» STATED EXERCISE
Copy out all lines in the data below containing the string "ihren".

» Some records
● ● ● ● ● ● ●

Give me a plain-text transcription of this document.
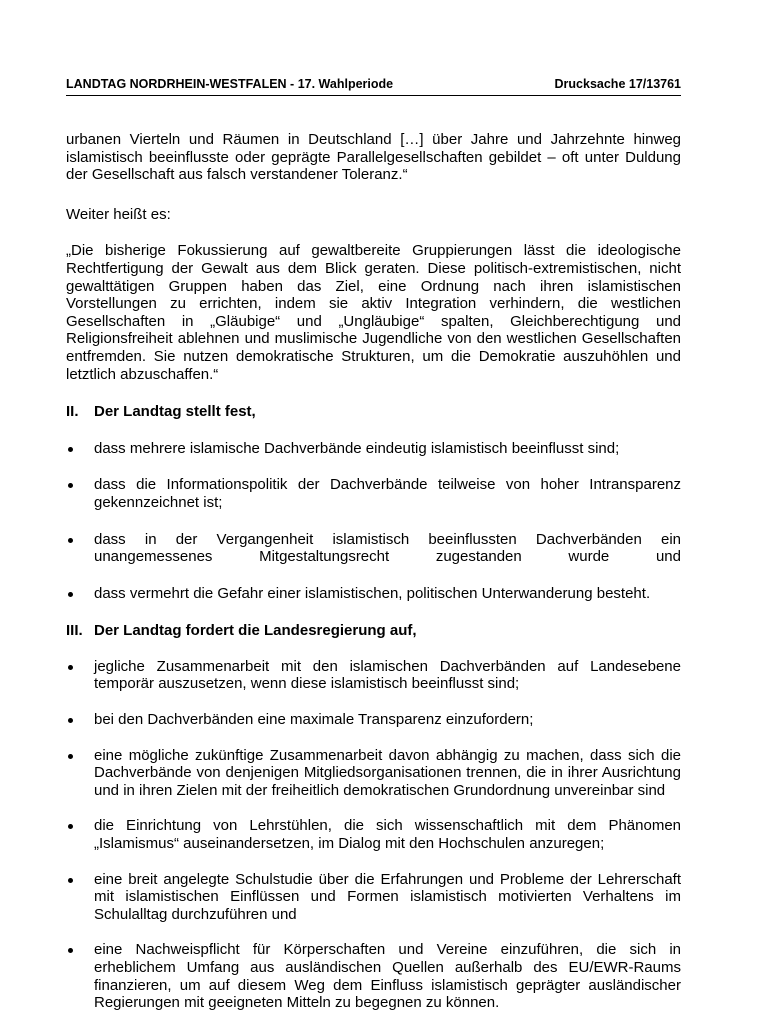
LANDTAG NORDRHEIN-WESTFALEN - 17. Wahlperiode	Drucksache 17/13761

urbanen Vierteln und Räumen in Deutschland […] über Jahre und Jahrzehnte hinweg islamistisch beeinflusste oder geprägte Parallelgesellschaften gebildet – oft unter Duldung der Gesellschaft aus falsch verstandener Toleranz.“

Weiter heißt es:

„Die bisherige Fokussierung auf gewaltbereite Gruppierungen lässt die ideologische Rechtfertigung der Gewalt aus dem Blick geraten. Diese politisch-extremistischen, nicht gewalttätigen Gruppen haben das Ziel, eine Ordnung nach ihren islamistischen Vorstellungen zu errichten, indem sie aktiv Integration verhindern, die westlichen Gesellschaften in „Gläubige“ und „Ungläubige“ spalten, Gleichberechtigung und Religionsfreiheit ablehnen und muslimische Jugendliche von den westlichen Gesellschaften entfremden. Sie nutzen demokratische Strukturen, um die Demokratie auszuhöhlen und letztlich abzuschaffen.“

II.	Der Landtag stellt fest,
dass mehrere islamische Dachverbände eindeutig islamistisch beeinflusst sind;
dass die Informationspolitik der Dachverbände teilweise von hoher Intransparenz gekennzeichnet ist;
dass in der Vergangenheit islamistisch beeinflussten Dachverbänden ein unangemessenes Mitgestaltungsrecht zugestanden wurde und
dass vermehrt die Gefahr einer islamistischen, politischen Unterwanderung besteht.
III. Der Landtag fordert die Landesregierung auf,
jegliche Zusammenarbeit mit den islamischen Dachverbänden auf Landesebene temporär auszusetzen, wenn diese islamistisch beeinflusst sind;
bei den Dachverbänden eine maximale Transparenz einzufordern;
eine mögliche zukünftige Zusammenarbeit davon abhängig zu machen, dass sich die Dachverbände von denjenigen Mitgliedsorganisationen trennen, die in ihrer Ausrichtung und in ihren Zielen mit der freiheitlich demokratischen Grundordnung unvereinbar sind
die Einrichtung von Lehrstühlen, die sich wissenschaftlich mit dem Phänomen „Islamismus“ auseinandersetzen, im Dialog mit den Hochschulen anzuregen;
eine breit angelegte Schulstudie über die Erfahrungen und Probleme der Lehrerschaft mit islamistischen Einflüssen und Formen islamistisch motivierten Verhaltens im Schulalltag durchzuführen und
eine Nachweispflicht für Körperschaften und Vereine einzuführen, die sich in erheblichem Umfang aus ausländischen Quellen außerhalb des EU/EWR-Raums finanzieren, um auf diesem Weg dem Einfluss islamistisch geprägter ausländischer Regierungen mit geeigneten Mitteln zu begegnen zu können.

● ● ● ● ● ● ●

» ANSWER TO THE TASK
„Die bisherige Fokussierung auf gewaltbereite Gruppierungen lässt die ideologische Rechtfertigung der Gewalt aus dem Blick geraten. Diese politisch-extremistischen, nicht gewalttätigen Gruppen haben das Ziel, eine Ordnung nach ihren islamistischen Vorstellungen zu errichten, indem sie aktiv Integration verhindern, die westlichen Gesellschaften in „Gläubige“ und „Ungläubige“ spalten, Gleichberechtigung und Religionsfreiheit ablehnen und muslimische Jugendliche von den westlichen Gesellschaften entfremden. Sie nutzen demokratische Strukturen, um die Demokratie auszuhöhlen und letztlich abzuschaffen.“
eine mögliche zukünftige Zusammenarbeit davon abhängig zu machen, dass sich die Dachverbände von denjenigen Mitgliedsorganisationen trennen, die in ihrer Ausrichtung und in ihren Zielen mit der freiheitlich demokratischen Grundordnung unvereinbar sind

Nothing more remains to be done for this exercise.